┏━━

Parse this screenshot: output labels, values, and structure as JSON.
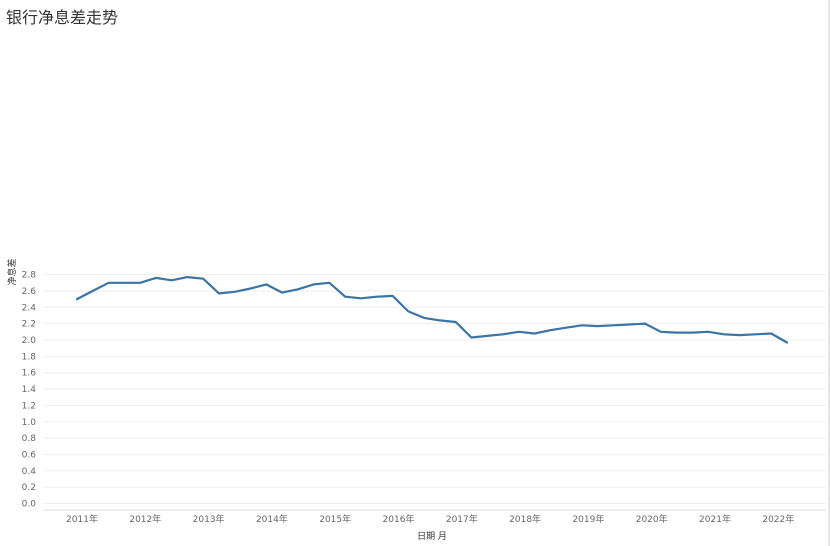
{
  "chart_data": {
    "type": "line",
    "title": "银行净息差走势",
    "xlabel": "日期 月",
    "ylabel": "净息差",
    "x": [
      "2011-03",
      "2011-06",
      "2011-09",
      "2011-12",
      "2012-03",
      "2012-06",
      "2012-09",
      "2012-12",
      "2013-03",
      "2013-06",
      "2013-09",
      "2013-12",
      "2014-03",
      "2014-06",
      "2014-09",
      "2014-12",
      "2015-03",
      "2015-06",
      "2015-09",
      "2015-12",
      "2016-03",
      "2016-06",
      "2016-09",
      "2016-12",
      "2017-03",
      "2017-06",
      "2017-09",
      "2017-12",
      "2018-03",
      "2018-06",
      "2018-09",
      "2018-12",
      "2019-03",
      "2019-06",
      "2019-09",
      "2019-12",
      "2020-03",
      "2020-06",
      "2020-09",
      "2020-12",
      "2021-03",
      "2021-06",
      "2021-09",
      "2021-12",
      "2022-03",
      "2022-06"
    ],
    "series": [
      {
        "values": [
          2.5,
          2.6,
          2.7,
          2.7,
          2.7,
          2.76,
          2.73,
          2.77,
          2.75,
          2.57,
          2.59,
          2.63,
          2.68,
          2.58,
          2.62,
          2.68,
          2.7,
          2.53,
          2.51,
          2.53,
          2.54,
          2.35,
          2.27,
          2.24,
          2.22,
          2.03,
          2.05,
          2.07,
          2.1,
          2.08,
          2.12,
          2.15,
          2.18,
          2.17,
          2.18,
          2.19,
          2.2,
          2.1,
          2.09,
          2.09,
          2.1,
          2.07,
          2.06,
          2.07,
          2.08,
          1.97
        ]
      }
    ],
    "x_tick_labels": [
      "2011年",
      "2012年",
      "2013年",
      "2014年",
      "2015年",
      "2016年",
      "2017年",
      "2018年",
      "2019年",
      "2020年",
      "2021年",
      "2022年"
    ],
    "y_ticks": [
      "0.0",
      "0.2",
      "0.4",
      "0.6",
      "0.8",
      "1.0",
      "1.2",
      "1.4",
      "1.6",
      "1.8",
      "2.0",
      "2.2",
      "2.4",
      "2.6",
      "2.8"
    ],
    "ylim": [
      0,
      2.85
    ],
    "grid": true,
    "legend": "none",
    "colors": {
      "line": "#3b74a5"
    }
  }
}
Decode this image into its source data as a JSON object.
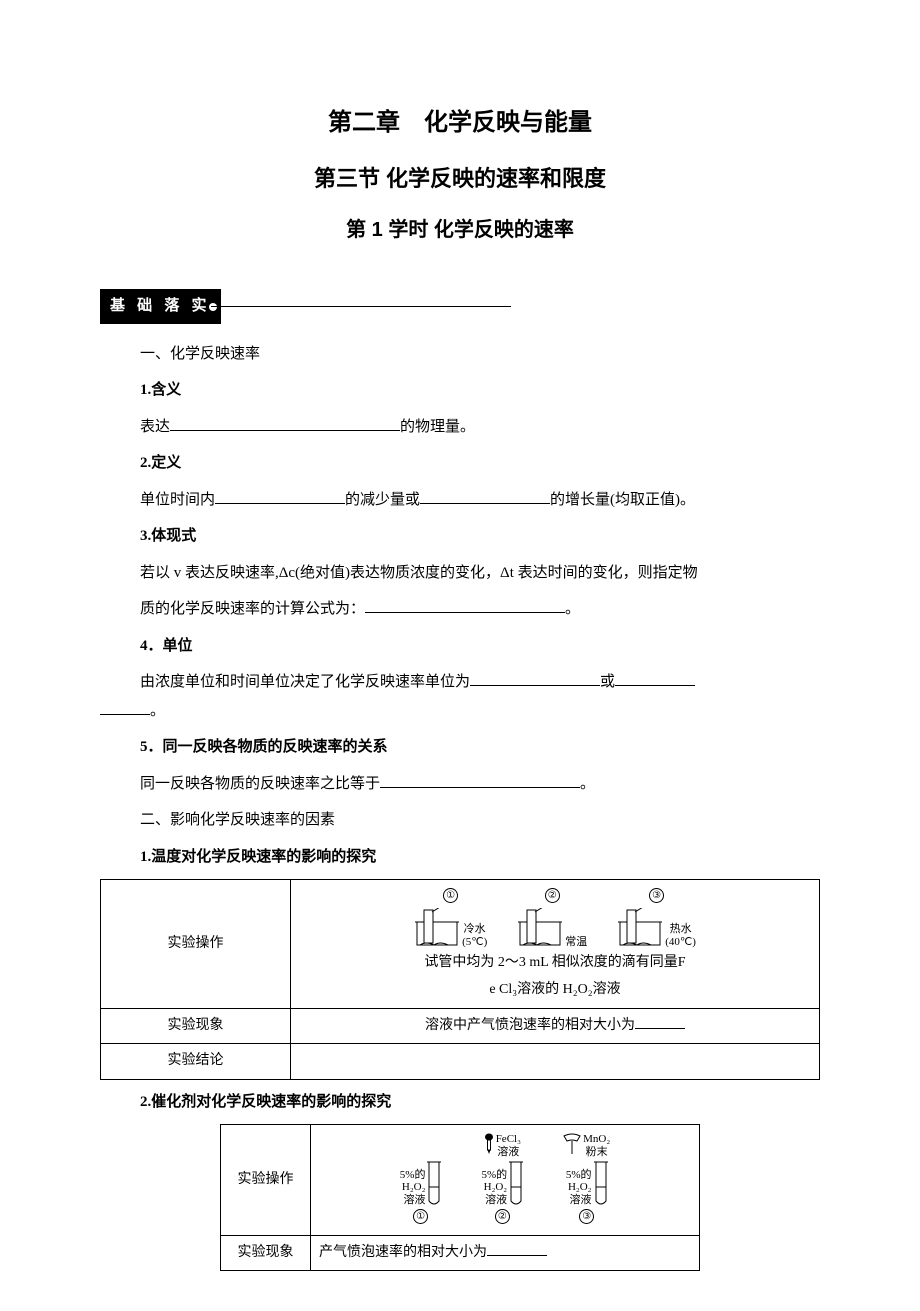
{
  "titles": {
    "chapter": "第二章　化学反映与能量",
    "section": "第三节  化学反映的速率和限度",
    "lesson": "第 1 学时  化学反映的速率"
  },
  "badge": "基 础 落 实",
  "part1": {
    "heading": "一、化学反映速率",
    "items": {
      "i1": {
        "num": "1.含义",
        "pre": "表达",
        "post": "的物理量。"
      },
      "i2": {
        "num": "2.定义",
        "pre": "单位时间内",
        "mid": "的减少量或",
        "post": "的增长量(均取正值)。"
      },
      "i3": {
        "num": "3.体现式",
        "line1a": "若以 v 表达反映速率,Δc(绝对值)表达物质浓度的变化，Δt 表达时间的变化，则指定物",
        "line1b": "质的化学反映速率的计算公式为：",
        "post": "。"
      },
      "i4": {
        "num": "4．单位",
        "pre": "由浓度单位和时间单位决定了化学反映速率单位为",
        "mid": "或",
        "post": "。"
      },
      "i5": {
        "num": "5．同一反映各物质的反映速率的关系",
        "pre": "同一反映各物质的反映速率之比等于",
        "post": "。"
      }
    }
  },
  "part2": {
    "heading": "二、影响化学反映速率的因素",
    "exp1": {
      "title": "1.温度对化学反映速率的影响的探究",
      "row_op": "实验操作",
      "row_phen": "实验现象",
      "row_conc": "实验结论",
      "beakers": {
        "b1": {
          "n": "①",
          "t1": "冷水",
          "t2": "(5℃)"
        },
        "b2": {
          "n": "②",
          "t1": "常温",
          "t2": ""
        },
        "b3": {
          "n": "③",
          "t1": "热水",
          "t2": "(40℃)"
        }
      },
      "caption_a": "试管中均为 2～3 mL 相似浓度的滴有同量F",
      "caption_b": "e Cl₃溶液的 H₂O₂溶液",
      "phen_text": "溶液中产气愤泡速率的相对大小为"
    },
    "exp2": {
      "title": "2.催化剂对化学反映速率的影响的探究",
      "row_op": "实验操作",
      "row_phen": "实验现象",
      "tubes": {
        "t1": {
          "n": "①",
          "add": "",
          "sol": "5%的\nH₂O₂\n溶液"
        },
        "t2": {
          "n": "②",
          "add": "FeCl₃\n溶液",
          "sol": "5%的\nH₂O₂\n溶液"
        },
        "t3": {
          "n": "③",
          "add": "MnO₂\n粉末",
          "sol": "5%的\nH₂O₂\n溶液"
        }
      },
      "phen_text": "产气愤泡速率的相对大小为"
    }
  }
}
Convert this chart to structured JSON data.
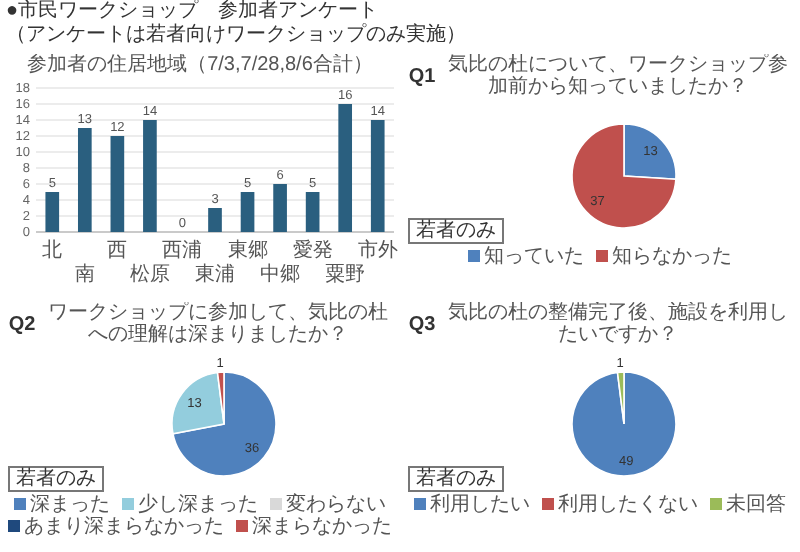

┗━━

## AIM OF THE TASK:
Skip the pictures and print each record exactly as it stands.

## SOLVED EXERCISE:
Parse this screenshot: output labels, values, and structure as JSON.
{
  "chart_data": {
    "type": "line",
    "title": "银行净息差走势",
    "xlabel": "日期 月",
    "ylabel": "净息差",
    "x": [
      "2011-03",
      "2011-06",
      "2011-09",
      "2011-12",
      "2012-03",
      "2012-06",
      "2012-09",
      "2012-12",
      "2013-03",
      "2013-06",
      "2013-09",
      "2013-12",
      "2014-03",
      "2014-06",
      "2014-09",
      "2014-12",
      "2015-03",
      "2015-06",
      "2015-09",
      "2015-12",
      "2016-03",
      "2016-06",
      "2016-09",
      "2016-12",
      "2017-03",
      "2017-06",
      "2017-09",
      "2017-12",
      "2018-03",
      "2018-06",
      "2018-09",
      "2018-12",
      "2019-03",
      "2019-06",
      "2019-09",
      "2019-12",
      "2020-03",
      "2020-06",
      "2020-09",
      "2020-12",
      "2021-03",
      "2021-06",
      "2021-09",
      "2021-12",
      "2022-03",
      "2022-06"
    ],
    "series": [
      {
        "values": [
          2.5,
          2.6,
          2.7,
          2.7,
          2.7,
          2.76,
          2.73,
          2.77,
          2.75,
          2.57,
          2.59,
          2.63,
          2.68,
          2.58,
          2.62,
          2.68,
          2.7,
          2.53,
          2.51,
          2.53,
          2.54,
          2.35,
          2.27,
          2.24,
          2.22,
          2.03,
          2.05,
          2.07,
          2.1,
          2.08,
          2.12,
          2.15,
          2.18,
          2.17,
          2.18,
          2.19,
          2.2,
          2.1,
          2.09,
          2.09,
          2.1,
          2.07,
          2.06,
          2.07,
          2.08,
          1.97
        ]
      }
    ],
    "x_tick_labels": [
      "2011年",
      "2012年",
      "2013年",
      "2014年",
      "2015年",
      "2016年",
      "2017年",
      "2018年",
      "2019年",
      "2020年",
      "2021年",
      "2022年"
    ],
    "y_ticks": [
      "0.0",
      "0.2",
      "0.4",
      "0.6",
      "0.8",
      "1.0",
      "1.2",
      "1.4",
      "1.6",
      "1.8",
      "2.0",
      "2.2",
      "2.4",
      "2.6",
      "2.8"
    ],
    "ylim": [
      0,
      2.85
    ],
    "grid": true,
    "legend": "none",
    "colors": {
      "line": "#3b74a5"
    }
  }
}
Decode this image into its source data as a JSON object.
{
  "titles": {
    "chapter": "第二章　化学反映与能量",
    "section": "第三节  化学反映的速率和限度",
    "lesson": "第 1 学时  化学反映的速率"
  },
  "badge": "基 础 落 实",
  "part1": {
    "heading": "一、化学反映速率",
    "items": {
      "i1": {
        "num": "1.含义",
        "pre": "表达",
        "post": "的物理量。"
      },
      "i2": {
        "num": "2.定义",
        "pre": "单位时间内",
        "mid": "的减少量或",
        "post": "的增长量(均取正值)。"
      },
      "i3": {
        "num": "3.体现式",
        "line1a": "若以 v 表达反映速率,Δc(绝对值)表达物质浓度的变化，Δt 表达时间的变化，则指定物",
        "line1b": "质的化学反映速率的计算公式为：",
        "post": "。"
      },
      "i4": {
        "num": "4．单位",
        "pre": "由浓度单位和时间单位决定了化学反映速率单位为",
        "mid": "或",
        "post": "。"
      },
      "i5": {
        "num": "5．同一反映各物质的反映速率的关系",
        "pre": "同一反映各物质的反映速率之比等于",
        "post": "。"
      }
    }
  },
  "part2": {
    "heading": "二、影响化学反映速率的因素",
    "exp1": {
      "title": "1.温度对化学反映速率的影响的探究",
      "row_op": "实验操作",
      "row_phen": "实验现象",
      "row_conc": "实验结论",
      "beakers": {
        "b1": {
          "n": "①",
          "t1": "冷水",
          "t2": "(5℃)"
        },
        "b2": {
          "n": "②",
          "t1": "常温",
          "t2": ""
        },
        "b3": {
          "n": "③",
          "t1": "热水",
          "t2": "(40℃)"
        }
      },
      "caption_a": "试管中均为 2～3 mL 相似浓度的滴有同量F",
      "caption_b": "e Cl₃溶液的 H₂O₂溶液",
      "phen_text": "溶液中产气愤泡速率的相对大小为"
    },
    "exp2": {
      "title": "2.催化剂对化学反映速率的影响的探究",
      "row_op": "实验操作",
      "row_phen": "实验现象",
      "tubes": {
        "t1": {
          "n": "①",
          "add": "",
          "sol": "5%的\nH₂O₂\n溶液"
        },
        "t2": {
          "n": "②",
          "add": "FeCl₃\n溶液",
          "sol": "5%的\nH₂O₂\n溶液"
        },
        "t3": {
          "n": "③",
          "add": "MnO₂\n粉末",
          "sol": "5%的\nH₂O₂\n溶液"
        }
      },
      "phen_text": "产气愤泡速率的相对大小为"
    }
  }
}
Convert this chart to structured JSON data.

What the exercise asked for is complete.